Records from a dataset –
================================

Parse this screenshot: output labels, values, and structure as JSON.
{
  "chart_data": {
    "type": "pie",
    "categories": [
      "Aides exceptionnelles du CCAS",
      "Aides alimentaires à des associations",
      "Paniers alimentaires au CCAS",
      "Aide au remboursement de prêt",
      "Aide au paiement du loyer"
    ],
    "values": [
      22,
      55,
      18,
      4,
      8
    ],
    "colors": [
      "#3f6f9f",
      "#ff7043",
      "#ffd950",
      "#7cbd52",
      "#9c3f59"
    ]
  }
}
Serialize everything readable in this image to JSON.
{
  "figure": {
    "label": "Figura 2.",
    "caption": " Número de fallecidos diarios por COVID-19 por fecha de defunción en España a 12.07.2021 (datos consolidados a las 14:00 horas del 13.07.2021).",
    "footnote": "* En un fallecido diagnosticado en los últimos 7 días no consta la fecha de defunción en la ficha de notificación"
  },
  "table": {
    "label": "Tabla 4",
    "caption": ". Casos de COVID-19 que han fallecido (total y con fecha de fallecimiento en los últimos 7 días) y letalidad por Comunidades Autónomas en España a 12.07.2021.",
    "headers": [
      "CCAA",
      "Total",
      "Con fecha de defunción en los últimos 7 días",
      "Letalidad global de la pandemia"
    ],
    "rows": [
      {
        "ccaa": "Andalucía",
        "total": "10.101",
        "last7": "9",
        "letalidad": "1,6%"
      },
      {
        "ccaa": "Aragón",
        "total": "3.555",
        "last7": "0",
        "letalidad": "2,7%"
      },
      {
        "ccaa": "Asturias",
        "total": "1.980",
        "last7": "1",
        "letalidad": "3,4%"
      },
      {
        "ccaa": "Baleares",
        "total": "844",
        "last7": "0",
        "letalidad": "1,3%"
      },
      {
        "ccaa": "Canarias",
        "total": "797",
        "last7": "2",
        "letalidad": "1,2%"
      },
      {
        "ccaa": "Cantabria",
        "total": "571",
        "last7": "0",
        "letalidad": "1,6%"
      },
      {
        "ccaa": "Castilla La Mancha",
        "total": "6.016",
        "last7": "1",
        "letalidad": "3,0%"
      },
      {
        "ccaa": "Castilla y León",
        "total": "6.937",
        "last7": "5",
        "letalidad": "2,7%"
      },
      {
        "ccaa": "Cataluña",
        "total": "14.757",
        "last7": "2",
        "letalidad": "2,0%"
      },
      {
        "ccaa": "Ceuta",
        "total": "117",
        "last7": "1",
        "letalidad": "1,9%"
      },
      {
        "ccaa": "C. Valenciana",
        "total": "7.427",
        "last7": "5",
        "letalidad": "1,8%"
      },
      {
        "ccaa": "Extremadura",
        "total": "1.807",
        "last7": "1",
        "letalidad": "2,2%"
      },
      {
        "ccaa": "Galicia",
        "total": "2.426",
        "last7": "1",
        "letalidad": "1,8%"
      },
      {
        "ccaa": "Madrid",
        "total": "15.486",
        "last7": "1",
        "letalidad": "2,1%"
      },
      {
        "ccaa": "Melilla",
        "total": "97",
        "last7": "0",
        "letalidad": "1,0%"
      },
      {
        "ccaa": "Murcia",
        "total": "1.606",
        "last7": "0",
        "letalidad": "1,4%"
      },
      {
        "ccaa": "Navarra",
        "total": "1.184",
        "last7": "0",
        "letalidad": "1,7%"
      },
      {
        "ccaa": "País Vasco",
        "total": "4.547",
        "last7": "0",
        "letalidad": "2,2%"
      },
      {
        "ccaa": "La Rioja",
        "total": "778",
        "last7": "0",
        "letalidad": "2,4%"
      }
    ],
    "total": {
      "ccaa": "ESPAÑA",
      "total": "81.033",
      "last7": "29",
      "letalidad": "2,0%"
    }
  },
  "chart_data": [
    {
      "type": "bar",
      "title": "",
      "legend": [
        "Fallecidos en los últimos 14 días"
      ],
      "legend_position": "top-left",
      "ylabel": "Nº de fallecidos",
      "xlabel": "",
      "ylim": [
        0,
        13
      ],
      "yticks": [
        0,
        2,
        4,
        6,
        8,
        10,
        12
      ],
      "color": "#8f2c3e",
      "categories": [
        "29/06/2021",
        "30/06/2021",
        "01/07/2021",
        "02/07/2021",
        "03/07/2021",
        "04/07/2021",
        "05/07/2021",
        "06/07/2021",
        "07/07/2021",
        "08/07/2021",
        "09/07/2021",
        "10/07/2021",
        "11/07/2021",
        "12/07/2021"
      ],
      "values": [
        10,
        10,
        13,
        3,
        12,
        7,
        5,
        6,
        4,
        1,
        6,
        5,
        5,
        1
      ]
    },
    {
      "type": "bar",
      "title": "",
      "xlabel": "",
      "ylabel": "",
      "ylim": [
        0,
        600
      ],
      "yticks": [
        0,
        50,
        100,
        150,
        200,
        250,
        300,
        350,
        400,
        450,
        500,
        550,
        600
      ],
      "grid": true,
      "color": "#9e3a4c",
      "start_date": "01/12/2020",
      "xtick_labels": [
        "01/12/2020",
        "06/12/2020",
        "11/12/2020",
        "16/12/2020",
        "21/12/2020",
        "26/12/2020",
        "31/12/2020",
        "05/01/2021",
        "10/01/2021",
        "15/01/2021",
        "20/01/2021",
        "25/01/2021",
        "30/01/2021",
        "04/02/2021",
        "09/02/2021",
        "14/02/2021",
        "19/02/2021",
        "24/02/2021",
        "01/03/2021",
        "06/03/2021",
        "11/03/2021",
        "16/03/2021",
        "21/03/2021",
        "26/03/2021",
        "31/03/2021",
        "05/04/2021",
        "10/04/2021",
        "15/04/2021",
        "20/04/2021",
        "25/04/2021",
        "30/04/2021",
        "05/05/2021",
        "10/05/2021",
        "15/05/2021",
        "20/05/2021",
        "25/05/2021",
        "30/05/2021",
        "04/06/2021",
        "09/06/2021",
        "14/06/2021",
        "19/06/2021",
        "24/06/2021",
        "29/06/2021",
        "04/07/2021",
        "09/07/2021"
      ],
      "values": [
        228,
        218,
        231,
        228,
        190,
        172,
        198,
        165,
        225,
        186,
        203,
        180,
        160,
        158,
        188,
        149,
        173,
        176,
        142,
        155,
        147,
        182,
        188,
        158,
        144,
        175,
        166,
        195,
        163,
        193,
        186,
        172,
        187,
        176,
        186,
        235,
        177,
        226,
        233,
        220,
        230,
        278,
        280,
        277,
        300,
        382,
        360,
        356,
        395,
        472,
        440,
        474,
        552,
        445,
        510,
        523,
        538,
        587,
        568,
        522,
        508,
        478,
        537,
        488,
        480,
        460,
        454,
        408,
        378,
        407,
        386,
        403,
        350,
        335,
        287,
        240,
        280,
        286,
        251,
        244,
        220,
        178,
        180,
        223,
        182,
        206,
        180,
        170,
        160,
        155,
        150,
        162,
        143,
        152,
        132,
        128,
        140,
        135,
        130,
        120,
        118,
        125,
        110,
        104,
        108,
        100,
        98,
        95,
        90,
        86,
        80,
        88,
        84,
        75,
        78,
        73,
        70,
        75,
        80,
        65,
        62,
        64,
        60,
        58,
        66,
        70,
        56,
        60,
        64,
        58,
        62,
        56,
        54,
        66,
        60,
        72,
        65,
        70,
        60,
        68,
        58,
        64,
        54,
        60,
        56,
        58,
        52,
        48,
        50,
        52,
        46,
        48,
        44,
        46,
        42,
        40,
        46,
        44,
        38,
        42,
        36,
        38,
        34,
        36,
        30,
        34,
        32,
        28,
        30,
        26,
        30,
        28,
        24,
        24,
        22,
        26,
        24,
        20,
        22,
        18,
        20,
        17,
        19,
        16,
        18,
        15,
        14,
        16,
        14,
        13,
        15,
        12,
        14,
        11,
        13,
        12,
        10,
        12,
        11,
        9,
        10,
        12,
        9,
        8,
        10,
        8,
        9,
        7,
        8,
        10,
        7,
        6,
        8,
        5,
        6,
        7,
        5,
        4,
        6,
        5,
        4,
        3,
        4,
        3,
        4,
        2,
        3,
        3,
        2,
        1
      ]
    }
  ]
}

================================

Exercise details – In the entries above, find lines with "Aides" and copy each.

Output –
      "Aides exceptionnelles du CCAS",
      "Aides alimentaires à des associations",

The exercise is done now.